Work to do ▸ Where a line holds "JSON", copy it.

Dataset content ▸
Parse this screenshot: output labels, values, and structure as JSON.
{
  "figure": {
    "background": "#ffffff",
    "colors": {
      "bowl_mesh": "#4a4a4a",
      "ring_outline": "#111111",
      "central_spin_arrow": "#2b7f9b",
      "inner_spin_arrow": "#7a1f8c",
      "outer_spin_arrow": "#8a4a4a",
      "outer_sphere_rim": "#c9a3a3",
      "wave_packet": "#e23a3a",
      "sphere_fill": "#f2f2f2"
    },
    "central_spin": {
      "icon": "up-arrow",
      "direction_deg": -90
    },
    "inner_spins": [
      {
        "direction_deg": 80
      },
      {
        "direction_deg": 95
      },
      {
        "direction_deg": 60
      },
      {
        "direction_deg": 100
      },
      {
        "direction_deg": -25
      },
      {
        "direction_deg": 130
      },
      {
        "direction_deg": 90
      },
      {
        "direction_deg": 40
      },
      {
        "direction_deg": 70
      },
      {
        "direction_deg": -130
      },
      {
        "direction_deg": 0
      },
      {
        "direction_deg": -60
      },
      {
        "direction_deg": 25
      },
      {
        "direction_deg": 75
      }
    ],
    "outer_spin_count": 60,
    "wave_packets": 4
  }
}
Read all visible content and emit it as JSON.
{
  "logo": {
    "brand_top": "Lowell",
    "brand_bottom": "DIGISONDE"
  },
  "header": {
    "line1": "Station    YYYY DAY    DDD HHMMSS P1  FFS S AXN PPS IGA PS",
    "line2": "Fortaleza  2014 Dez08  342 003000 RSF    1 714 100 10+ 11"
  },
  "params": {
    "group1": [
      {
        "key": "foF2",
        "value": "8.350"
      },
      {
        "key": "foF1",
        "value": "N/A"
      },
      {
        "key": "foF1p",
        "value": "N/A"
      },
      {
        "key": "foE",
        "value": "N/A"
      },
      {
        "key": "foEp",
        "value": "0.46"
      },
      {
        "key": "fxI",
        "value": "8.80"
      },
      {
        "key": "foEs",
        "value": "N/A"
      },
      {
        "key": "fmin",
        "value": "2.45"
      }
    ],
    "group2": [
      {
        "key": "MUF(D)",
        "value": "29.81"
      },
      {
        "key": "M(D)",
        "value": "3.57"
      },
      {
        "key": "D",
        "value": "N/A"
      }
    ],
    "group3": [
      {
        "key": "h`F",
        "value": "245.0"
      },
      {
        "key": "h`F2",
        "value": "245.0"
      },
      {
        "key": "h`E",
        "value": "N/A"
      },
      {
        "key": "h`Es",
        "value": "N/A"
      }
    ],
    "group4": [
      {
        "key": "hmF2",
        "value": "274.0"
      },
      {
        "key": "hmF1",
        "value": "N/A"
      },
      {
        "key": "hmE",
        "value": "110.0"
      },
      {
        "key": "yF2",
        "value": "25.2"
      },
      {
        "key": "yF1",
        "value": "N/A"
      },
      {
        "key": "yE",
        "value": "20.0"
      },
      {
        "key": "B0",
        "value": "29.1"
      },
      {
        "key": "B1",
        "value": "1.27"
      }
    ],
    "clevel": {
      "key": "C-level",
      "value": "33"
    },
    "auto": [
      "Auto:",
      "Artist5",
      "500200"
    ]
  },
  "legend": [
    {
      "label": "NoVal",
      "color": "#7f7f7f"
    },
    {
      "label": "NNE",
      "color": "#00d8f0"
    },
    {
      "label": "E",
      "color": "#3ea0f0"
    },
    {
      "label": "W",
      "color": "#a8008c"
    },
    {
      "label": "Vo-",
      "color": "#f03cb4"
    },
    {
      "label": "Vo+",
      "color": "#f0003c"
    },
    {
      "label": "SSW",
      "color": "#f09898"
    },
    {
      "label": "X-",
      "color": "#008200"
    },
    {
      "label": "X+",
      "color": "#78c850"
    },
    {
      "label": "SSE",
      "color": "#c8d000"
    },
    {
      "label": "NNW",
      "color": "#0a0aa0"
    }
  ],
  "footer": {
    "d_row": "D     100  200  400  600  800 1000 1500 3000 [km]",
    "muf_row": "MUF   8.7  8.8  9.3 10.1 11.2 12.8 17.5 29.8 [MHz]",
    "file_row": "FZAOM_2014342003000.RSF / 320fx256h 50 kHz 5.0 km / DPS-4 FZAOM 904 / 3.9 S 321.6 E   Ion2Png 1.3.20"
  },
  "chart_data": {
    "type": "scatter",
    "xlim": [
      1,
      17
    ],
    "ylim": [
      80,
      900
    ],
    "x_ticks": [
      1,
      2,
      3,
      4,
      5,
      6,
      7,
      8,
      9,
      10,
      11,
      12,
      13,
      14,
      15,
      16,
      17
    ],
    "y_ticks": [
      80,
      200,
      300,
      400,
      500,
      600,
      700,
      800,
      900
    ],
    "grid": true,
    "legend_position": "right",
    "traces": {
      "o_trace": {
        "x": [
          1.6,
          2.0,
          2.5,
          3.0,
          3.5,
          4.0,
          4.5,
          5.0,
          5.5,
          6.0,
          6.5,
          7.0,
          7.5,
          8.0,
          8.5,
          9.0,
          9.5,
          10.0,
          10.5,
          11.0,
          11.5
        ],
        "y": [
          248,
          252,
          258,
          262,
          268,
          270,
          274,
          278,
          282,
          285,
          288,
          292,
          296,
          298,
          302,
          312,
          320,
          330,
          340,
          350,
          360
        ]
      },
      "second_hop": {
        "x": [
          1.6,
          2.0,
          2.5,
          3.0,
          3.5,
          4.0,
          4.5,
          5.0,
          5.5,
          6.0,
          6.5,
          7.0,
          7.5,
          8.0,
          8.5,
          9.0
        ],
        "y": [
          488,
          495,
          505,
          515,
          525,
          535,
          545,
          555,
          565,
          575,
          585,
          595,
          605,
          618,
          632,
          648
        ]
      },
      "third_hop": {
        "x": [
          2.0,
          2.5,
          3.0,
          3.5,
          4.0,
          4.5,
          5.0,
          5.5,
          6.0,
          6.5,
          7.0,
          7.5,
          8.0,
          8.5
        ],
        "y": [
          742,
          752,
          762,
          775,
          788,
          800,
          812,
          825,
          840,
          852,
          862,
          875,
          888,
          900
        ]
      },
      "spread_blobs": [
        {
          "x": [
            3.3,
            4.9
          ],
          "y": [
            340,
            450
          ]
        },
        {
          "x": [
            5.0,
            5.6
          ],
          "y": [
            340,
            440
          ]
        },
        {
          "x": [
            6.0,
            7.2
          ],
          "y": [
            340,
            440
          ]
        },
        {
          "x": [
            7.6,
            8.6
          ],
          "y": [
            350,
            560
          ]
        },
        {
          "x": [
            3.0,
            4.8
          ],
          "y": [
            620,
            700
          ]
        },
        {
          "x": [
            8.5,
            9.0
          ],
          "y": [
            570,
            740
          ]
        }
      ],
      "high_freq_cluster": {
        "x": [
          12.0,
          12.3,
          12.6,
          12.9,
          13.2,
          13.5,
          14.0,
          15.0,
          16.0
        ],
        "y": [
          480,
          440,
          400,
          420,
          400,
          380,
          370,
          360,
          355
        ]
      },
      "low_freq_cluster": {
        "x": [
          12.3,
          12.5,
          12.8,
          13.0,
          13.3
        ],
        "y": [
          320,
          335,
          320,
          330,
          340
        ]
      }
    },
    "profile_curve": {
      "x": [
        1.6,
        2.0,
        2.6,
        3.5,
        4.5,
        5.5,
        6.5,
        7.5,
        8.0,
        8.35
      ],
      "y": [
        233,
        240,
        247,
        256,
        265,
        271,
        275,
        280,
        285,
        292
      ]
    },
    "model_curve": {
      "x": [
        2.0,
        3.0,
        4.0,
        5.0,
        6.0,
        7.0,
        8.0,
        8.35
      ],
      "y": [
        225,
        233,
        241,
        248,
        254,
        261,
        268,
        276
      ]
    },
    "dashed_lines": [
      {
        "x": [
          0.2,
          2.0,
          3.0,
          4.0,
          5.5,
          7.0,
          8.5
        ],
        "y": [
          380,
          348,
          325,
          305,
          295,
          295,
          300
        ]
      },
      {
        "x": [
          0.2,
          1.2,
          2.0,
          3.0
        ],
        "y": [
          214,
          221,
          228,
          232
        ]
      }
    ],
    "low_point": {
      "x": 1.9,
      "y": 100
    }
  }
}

Written reply ▸
Parse this screenshot: output labels, values, and structure as JSON.
Read all visible content and emit it as JSON.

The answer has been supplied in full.